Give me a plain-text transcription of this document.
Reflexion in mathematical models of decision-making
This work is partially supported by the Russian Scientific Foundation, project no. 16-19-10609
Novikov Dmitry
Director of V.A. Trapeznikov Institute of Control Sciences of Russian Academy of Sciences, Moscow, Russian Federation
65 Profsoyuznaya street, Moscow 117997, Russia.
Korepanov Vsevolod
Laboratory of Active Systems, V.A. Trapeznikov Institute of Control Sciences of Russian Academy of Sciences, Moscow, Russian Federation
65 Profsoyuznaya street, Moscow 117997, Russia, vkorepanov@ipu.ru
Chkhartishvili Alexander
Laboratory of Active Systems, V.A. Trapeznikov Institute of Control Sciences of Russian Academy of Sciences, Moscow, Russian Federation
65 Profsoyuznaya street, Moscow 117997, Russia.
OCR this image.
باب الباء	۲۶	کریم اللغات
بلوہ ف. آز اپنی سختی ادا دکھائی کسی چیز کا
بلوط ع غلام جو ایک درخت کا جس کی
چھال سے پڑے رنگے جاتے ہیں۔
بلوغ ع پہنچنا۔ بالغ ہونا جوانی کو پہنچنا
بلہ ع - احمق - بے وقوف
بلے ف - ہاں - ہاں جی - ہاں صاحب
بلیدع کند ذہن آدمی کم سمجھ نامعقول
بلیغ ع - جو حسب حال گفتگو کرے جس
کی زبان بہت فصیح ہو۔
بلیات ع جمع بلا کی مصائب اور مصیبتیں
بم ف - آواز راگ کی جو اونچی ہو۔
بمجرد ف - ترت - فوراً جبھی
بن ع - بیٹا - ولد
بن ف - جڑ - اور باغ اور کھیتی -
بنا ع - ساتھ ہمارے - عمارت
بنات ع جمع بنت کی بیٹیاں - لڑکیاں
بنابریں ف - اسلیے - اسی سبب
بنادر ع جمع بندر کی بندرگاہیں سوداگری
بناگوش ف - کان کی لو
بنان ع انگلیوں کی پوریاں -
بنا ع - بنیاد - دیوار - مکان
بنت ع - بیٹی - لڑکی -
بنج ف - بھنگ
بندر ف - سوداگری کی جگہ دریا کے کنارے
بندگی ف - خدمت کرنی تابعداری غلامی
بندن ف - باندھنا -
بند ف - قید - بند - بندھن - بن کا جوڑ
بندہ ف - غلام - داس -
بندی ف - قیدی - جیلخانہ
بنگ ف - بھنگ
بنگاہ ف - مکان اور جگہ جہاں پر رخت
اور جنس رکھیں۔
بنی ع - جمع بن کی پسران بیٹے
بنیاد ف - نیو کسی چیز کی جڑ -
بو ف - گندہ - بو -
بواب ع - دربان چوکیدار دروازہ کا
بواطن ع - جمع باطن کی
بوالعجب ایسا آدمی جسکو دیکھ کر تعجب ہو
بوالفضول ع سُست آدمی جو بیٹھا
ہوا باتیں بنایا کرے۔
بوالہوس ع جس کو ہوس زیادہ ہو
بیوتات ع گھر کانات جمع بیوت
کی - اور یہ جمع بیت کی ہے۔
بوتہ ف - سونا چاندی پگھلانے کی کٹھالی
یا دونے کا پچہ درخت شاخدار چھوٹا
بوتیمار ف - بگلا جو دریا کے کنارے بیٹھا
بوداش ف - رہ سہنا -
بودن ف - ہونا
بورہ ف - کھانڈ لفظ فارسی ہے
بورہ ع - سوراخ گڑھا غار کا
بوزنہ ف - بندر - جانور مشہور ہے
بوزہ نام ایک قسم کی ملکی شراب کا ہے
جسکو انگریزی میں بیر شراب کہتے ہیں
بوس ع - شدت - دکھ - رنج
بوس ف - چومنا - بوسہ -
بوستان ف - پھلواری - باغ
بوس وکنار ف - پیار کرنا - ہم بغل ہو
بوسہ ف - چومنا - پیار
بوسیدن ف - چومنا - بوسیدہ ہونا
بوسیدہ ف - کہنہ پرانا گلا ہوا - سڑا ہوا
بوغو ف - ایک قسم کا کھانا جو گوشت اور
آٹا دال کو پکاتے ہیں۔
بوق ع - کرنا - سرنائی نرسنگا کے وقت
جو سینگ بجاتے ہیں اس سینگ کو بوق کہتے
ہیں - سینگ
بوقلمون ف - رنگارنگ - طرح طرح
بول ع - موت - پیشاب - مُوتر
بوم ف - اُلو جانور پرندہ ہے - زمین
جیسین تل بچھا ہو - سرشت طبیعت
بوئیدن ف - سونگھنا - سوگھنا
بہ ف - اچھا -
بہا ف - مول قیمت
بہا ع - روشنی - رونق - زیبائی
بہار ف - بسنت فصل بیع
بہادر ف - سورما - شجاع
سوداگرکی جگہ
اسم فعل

========================================================================

Exercise details:
Pull out the lines above in which the word "آدمی" appears.

Response to the exercise:
بلیدع کند ذہن آدمی کم سمجھ نامعقول
بوالعجب ایسا آدمی جسکو دیکھ کر تعجب ہو
بوالفضول ع سُست آدمی جو بیٹھا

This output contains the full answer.